Give the data again exactly as written, skipping any pictures.

## Begin Supplied entries

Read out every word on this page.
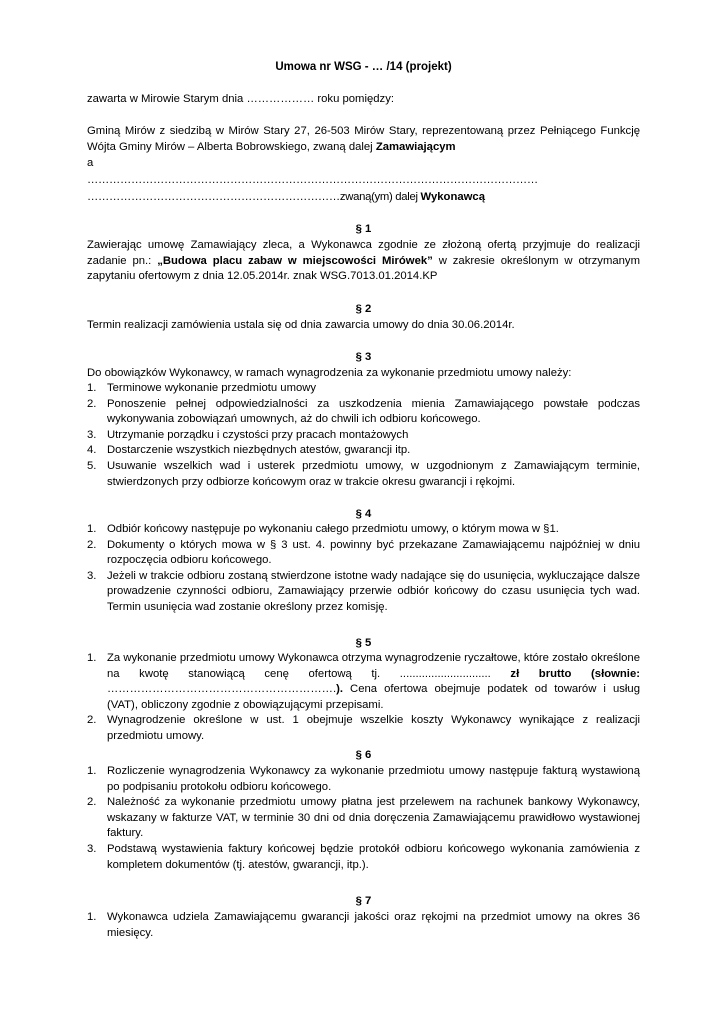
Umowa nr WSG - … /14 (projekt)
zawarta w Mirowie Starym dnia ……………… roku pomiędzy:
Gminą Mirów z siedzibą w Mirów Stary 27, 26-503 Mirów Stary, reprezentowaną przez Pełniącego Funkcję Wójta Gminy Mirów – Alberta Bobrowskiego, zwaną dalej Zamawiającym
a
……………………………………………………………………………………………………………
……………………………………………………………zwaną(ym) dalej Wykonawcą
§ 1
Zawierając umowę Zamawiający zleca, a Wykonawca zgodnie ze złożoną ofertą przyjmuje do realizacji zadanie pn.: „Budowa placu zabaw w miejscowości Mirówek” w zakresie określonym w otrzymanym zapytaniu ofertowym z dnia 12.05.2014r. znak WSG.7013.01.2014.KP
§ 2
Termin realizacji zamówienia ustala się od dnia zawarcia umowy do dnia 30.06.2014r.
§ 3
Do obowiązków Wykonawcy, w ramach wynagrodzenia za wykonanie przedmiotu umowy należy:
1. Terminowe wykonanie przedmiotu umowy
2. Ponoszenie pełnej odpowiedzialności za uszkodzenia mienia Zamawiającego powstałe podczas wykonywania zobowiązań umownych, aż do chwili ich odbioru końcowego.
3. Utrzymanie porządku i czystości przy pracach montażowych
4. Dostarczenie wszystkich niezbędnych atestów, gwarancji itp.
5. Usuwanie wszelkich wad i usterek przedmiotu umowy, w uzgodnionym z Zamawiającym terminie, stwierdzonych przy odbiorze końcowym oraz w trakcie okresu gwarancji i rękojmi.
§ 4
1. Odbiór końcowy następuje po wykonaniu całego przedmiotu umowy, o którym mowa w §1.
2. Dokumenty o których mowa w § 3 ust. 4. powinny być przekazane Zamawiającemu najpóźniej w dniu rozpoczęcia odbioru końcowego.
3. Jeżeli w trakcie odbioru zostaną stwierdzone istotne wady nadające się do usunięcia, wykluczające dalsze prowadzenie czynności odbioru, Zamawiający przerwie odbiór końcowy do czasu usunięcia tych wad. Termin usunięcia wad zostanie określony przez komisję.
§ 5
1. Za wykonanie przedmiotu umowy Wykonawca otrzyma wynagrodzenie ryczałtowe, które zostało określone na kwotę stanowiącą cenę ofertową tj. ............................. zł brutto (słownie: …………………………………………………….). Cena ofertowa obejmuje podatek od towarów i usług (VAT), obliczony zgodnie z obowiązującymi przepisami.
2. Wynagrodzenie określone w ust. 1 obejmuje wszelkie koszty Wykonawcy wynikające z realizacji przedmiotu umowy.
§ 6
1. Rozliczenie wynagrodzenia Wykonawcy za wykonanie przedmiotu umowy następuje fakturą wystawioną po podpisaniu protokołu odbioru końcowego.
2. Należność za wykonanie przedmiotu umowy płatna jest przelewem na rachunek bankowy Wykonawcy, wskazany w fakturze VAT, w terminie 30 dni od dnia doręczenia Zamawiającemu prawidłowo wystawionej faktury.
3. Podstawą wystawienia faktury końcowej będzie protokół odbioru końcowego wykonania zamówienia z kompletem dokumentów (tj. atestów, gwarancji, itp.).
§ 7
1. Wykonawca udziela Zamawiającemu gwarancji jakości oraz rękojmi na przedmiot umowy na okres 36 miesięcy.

## End Supplied entries

- **Written reply**:
Read out every word on this page.
Umowa nr WSG - … /14 (projekt)
zawarta w Mirowie Starym dnia ……………… roku pomiędzy:
Gminą Mirów z siedzibą w Mirów Stary 27, 26-503 Mirów Stary, reprezentowaną przez Pełniącego Funkcję Wójta Gminy Mirów – Alberta Bobrowskiego, zwaną dalej Zamawiającym
a
……………………………………………………………………………………………………………
……………………………………………………………zwaną(ym) dalej Wykonawcą
§ 1
Zawierając umowę Zamawiający zleca, a Wykonawca zgodnie ze złożoną ofertą przyjmuje do realizacji zadanie pn.: „Budowa placu zabaw w miejscowości Mirówek” w zakresie określonym w otrzymanym zapytaniu ofertowym z dnia 12.05.2014r. znak WSG.7013.01.2014.KP
§ 2
Termin realizacji zamówienia ustala się od dnia zawarcia umowy do dnia 30.06.2014r.
§ 3
Do obowiązków Wykonawcy, w ramach wynagrodzenia za wykonanie przedmiotu umowy należy:
1. Terminowe wykonanie przedmiotu umowy
2. Ponoszenie pełnej odpowiedzialności za uszkodzenia mienia Zamawiającego powstałe podczas wykonywania zobowiązań umownych, aż do chwili ich odbioru końcowego.
3. Utrzymanie porządku i czystości przy pracach montażowych
4. Dostarczenie wszystkich niezbędnych atestów, gwarancji itp.
5. Usuwanie wszelkich wad i usterek przedmiotu umowy, w uzgodnionym z Zamawiającym terminie, stwierdzonych przy odbiorze końcowym oraz w trakcie okresu gwarancji i rękojmi.
§ 4
1. Odbiór końcowy następuje po wykonaniu całego przedmiotu umowy, o którym mowa w §1.
2. Dokumenty o których mowa w § 3 ust. 4. powinny być przekazane Zamawiającemu najpóźniej w dniu rozpoczęcia odbioru końcowego.
3. Jeżeli w trakcie odbioru zostaną stwierdzone istotne wady nadające się do usunięcia, wykluczające dalsze prowadzenie czynności odbioru, Zamawiający przerwie odbiór końcowy do czasu usunięcia tych wad. Termin usunięcia wad zostanie określony przez komisję.
§ 5
1. Za wykonanie przedmiotu umowy Wykonawca otrzyma wynagrodzenie ryczałtowe, które zostało określone na kwotę stanowiącą cenę ofertową tj. ............................. zł brutto (słownie: …………………………………………………….). Cena ofertowa obejmuje podatek od towarów i usług (VAT), obliczony zgodnie z obowiązującymi przepisami.
2. Wynagrodzenie określone w ust. 1 obejmuje wszelkie koszty Wykonawcy wynikające z realizacji przedmiotu umowy.
§ 6
1. Rozliczenie wynagrodzenia Wykonawcy za wykonanie przedmiotu umowy następuje fakturą wystawioną po podpisaniu protokołu odbioru końcowego.
2. Należność za wykonanie przedmiotu umowy płatna jest przelewem na rachunek bankowy Wykonawcy, wskazany w fakturze VAT, w terminie 30 dni od dnia doręczenia Zamawiającemu prawidłowo wystawionej faktury.
3. Podstawą wystawienia faktury końcowej będzie protokół odbioru końcowego wykonania zamówienia z kompletem dokumentów (tj. atestów, gwarancji, itp.).
§ 7
1. Wykonawca udziela Zamawiającemu gwarancji jakości oraz rękojmi na przedmiot umowy na okres 36 miesięcy.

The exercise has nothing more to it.